**Text segment**
Walnut Update 11/02/2020


The California Walnut Board released the Jan. 2020 Position Report. Our table of these figures are shown below:




1)  Monthly inshell (total) equivalent shipments -21.1% vs. PY

–  Export inshell equivalent shipments -26.6% vs. PY

–  Domestic inshell equivalent shipments -5.7% vs. PY

2) Year to date inshell (total) equivalent shipments -5.4% vs. PY

–  Export inshell equivalent YTD shipments -7.4% vs. PY

–  Domestic inshell equivalent YTD shipments -0.8% vs. PY

4)  Monthly inshell only shipments -56.36% vs. PY with Domestic -72.88% and Export -55.95%

–  Key highlights include Turkey -74.1% vs. PY, Italy -42.32%, UAE -71.5%, Vietnam up 543%, India +98.5%

5)  Year to date inshell only shipments -12.95% vs. PY with Domestic -35.19% and Export -11.83%

–  Key highlights include YTD inshell shipments to Turkey up 6.14%,  up 3.81% to India,  -23.7% to UAE, -16.1% to Vietnam, +19.6% to Germany, +5.05% to Italy, +9.85% to Spain,  -99.66% to Pakistan.

**Provided material**
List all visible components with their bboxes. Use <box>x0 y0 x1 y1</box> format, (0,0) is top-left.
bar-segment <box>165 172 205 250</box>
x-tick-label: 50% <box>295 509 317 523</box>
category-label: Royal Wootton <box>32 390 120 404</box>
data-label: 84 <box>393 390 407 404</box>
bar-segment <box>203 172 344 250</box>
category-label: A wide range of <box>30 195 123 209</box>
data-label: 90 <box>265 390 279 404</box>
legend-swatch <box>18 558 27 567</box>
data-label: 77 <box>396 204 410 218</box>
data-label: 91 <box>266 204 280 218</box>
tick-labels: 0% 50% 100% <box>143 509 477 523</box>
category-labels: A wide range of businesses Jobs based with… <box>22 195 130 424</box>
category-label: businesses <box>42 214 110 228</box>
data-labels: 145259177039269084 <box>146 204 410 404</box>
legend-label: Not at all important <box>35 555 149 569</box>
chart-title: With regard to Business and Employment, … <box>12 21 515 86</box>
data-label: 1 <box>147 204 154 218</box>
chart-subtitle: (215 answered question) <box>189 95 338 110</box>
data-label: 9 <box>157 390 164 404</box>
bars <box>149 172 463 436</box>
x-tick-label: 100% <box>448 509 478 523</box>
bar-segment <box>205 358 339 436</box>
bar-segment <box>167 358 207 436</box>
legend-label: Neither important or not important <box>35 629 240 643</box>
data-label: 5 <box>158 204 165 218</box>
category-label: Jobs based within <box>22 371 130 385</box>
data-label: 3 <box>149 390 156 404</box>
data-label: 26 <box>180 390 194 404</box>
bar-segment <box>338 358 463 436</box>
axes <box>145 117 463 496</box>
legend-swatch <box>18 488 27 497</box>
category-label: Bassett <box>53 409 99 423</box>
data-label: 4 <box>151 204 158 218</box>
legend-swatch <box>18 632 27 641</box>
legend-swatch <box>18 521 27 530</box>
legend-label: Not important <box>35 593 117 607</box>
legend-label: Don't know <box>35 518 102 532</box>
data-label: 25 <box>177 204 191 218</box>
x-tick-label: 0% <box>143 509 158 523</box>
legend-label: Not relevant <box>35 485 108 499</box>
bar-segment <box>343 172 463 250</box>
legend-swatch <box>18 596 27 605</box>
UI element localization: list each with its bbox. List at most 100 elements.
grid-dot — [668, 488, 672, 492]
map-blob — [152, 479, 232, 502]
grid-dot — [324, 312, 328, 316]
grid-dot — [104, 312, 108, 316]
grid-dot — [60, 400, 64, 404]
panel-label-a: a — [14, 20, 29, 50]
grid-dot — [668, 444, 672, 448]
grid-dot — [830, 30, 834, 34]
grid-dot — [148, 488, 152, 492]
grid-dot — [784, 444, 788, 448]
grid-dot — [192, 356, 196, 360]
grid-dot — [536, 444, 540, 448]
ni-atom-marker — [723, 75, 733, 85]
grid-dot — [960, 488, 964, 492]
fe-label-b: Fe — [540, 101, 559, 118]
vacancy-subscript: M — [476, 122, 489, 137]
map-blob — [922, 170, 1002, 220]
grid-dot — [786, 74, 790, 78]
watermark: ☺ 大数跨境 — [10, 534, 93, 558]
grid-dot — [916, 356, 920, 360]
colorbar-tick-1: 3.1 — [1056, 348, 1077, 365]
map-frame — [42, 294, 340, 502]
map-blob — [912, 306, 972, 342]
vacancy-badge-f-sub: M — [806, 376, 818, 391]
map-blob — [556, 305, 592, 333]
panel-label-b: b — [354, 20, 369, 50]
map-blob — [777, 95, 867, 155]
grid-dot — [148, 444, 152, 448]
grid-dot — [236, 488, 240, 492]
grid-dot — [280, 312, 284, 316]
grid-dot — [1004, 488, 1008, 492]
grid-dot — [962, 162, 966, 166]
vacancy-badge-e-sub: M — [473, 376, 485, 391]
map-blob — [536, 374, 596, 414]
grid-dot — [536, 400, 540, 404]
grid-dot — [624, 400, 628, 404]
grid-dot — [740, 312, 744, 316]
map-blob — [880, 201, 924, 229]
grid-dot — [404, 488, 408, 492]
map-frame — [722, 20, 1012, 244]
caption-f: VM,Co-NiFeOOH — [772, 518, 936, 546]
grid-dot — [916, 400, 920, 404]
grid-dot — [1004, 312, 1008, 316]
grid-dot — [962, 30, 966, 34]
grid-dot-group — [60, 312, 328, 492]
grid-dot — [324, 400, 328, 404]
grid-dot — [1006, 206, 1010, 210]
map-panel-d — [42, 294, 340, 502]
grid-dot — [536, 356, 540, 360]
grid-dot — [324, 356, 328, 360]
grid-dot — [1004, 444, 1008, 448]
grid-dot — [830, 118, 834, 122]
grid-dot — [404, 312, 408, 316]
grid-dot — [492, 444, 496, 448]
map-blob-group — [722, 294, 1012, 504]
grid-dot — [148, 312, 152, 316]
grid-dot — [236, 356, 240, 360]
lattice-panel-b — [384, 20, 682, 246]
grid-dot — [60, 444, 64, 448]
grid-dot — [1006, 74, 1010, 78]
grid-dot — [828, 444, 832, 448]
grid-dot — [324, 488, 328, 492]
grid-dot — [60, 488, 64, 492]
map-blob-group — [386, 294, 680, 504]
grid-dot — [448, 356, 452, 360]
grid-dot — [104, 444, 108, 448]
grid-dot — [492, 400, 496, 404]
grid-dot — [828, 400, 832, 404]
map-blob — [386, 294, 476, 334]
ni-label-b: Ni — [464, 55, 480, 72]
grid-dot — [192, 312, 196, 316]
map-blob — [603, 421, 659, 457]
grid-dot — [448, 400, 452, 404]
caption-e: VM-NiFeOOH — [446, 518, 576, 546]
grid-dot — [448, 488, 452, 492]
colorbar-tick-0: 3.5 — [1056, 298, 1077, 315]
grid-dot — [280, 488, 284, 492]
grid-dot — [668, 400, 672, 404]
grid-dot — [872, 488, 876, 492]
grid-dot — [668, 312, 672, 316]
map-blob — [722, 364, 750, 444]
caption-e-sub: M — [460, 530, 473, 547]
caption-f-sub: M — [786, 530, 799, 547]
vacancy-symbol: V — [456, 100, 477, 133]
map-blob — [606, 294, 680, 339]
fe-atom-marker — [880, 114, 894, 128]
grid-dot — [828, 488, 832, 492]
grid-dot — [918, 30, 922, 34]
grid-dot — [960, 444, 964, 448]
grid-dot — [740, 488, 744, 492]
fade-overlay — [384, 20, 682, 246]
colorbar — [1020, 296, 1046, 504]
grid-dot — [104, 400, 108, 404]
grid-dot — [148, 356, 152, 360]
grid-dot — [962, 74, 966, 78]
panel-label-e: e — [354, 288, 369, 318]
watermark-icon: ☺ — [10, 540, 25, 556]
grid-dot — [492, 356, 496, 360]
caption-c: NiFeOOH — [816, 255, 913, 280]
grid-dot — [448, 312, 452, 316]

**What to work on**
In the walnut update above, reproduce verbatim the part that opens with the words containing "4)  Monthly inshell only" and closes with "-99.66% to Pakistan.".

**Complete output**
4)  Monthly inshell only shipments -56.36% vs. PY with Domestic -72.88% and Export -55.95%

–  Key highlights include Turkey -74.1% vs. PY, Italy -42.32%, UAE -71.5%, Vietnam up 543%, India +98.5%

5)  Year to date inshell only shipments -12.95% vs. PY with Domestic -35.19% and Export -11.83%

–  Key highlights include YTD inshell shipments to Turkey up 6.14%,  up 3.81% to India,  -23.7% to UAE, -16.1% to Vietnam, +19.6% to Germany, +5.05% to Italy, +9.85% to Spain,  -99.66% to Pakistan.